Check every line below for the word "text" and copy each one that has it.

Collection entries:
[Start]
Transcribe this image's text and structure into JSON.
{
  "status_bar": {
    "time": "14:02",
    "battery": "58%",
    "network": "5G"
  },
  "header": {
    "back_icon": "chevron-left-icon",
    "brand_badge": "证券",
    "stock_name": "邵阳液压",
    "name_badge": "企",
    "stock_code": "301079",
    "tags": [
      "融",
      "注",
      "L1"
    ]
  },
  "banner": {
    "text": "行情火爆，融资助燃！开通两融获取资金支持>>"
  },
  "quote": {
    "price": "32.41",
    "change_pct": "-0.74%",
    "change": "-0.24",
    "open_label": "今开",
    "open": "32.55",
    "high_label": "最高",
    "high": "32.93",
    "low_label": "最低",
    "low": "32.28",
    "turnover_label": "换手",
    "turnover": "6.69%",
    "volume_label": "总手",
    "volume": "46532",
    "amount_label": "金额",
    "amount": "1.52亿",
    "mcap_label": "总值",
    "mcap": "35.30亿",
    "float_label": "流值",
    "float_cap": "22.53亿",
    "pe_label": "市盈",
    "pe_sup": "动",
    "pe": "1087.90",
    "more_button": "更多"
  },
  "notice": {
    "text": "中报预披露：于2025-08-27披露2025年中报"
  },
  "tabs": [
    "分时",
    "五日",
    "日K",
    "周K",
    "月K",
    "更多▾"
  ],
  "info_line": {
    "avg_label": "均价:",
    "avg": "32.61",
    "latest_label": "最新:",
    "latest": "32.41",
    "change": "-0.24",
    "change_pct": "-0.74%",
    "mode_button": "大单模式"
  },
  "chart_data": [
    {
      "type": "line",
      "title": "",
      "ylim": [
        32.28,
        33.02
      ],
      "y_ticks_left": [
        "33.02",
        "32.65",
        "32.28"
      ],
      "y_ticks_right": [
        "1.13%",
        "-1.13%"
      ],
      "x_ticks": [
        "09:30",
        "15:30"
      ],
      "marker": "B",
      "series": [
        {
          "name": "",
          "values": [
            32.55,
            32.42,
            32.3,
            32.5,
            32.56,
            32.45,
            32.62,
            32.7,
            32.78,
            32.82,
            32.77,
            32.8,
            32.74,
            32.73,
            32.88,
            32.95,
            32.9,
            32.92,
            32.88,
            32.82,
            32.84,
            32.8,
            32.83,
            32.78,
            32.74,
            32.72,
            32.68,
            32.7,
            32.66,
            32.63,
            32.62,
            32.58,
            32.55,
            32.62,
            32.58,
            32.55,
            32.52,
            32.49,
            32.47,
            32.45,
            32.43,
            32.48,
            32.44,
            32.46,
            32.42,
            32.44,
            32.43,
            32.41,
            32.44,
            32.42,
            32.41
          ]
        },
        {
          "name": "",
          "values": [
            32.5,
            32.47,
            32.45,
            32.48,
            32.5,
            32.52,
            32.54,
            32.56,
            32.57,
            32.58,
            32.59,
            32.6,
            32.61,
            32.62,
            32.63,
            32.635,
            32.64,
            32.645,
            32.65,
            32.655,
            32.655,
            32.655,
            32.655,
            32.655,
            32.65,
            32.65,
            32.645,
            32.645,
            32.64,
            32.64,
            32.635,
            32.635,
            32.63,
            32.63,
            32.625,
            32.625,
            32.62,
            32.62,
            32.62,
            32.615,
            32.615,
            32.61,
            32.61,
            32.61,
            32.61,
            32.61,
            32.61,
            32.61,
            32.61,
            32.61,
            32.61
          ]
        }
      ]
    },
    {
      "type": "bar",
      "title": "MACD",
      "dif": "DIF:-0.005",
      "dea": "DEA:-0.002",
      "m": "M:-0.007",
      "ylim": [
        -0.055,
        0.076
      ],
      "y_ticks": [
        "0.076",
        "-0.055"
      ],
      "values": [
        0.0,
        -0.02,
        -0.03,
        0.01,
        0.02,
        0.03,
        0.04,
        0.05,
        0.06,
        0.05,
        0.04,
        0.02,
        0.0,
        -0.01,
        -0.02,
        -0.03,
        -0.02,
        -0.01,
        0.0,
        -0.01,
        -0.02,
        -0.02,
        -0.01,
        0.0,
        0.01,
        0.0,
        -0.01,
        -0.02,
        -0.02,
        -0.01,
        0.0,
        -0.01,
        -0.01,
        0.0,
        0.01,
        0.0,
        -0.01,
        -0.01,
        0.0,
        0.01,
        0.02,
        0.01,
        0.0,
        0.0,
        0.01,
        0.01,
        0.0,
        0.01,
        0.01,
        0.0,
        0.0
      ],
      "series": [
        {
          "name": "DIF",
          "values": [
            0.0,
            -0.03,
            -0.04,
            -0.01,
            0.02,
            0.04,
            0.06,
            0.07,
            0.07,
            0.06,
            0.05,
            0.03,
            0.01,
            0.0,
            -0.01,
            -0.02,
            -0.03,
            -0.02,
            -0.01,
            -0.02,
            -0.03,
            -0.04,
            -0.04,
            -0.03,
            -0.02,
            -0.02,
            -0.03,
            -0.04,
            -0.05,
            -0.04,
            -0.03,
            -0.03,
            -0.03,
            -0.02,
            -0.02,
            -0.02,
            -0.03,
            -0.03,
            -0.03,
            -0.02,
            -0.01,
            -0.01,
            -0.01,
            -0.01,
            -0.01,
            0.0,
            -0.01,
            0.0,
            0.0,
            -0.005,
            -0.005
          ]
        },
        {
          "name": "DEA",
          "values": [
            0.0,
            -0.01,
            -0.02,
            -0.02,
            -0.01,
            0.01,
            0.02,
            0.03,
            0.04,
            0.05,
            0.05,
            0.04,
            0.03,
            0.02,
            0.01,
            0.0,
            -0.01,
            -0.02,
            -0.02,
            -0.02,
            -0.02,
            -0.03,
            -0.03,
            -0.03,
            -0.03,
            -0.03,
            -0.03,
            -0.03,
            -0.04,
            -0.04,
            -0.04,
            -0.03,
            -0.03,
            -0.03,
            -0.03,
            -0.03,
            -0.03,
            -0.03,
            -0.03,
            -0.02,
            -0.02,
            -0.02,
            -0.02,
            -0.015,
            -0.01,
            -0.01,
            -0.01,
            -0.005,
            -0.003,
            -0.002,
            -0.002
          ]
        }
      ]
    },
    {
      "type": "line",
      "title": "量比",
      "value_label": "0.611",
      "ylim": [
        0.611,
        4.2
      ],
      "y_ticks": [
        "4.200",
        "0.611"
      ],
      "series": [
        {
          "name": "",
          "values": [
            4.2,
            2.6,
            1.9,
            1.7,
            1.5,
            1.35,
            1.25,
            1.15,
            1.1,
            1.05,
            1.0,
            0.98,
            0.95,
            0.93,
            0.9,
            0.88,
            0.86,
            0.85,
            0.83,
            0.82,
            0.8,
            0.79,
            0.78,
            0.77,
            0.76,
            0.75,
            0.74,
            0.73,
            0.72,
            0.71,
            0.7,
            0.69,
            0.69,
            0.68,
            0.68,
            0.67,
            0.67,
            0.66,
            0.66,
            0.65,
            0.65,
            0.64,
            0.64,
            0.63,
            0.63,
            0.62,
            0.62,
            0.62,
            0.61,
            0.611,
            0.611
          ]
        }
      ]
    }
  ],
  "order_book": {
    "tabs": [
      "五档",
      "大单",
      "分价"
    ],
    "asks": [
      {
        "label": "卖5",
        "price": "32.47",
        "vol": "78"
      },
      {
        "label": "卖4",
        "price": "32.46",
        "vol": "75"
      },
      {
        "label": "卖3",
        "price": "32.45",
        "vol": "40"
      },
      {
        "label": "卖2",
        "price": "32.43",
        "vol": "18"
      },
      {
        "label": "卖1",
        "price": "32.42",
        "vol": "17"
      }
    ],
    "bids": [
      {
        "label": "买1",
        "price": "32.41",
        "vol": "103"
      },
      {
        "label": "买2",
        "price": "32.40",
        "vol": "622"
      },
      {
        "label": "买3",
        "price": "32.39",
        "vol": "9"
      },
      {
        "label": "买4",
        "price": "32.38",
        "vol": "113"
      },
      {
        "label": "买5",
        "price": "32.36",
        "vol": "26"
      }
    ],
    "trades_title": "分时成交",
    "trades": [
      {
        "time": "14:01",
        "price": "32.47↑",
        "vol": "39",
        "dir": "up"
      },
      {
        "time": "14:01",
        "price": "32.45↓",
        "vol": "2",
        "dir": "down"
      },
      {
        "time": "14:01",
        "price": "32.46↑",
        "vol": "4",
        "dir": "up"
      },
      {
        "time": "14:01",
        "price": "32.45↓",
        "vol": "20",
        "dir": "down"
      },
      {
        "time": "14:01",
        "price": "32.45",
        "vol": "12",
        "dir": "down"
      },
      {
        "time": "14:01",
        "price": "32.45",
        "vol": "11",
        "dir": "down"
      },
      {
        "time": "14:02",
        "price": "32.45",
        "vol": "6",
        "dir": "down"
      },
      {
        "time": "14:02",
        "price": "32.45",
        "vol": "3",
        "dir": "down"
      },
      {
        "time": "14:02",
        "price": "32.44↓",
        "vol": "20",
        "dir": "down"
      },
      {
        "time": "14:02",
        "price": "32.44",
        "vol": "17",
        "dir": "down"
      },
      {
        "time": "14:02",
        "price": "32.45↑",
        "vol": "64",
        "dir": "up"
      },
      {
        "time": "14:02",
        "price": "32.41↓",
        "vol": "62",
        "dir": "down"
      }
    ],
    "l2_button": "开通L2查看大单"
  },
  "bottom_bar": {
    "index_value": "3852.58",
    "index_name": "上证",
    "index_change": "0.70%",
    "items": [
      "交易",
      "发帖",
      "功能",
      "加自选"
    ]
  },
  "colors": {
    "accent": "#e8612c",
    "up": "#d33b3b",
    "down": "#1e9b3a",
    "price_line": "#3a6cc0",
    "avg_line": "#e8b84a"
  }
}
[End]
Exercise solution ->
Transcribe this image's text and structure into JSON.
    "text": "行情火爆，融资助燃！开通两融获取资金支持>>"
    "text": "中报预披露：于2025-08-27披露2025年中报"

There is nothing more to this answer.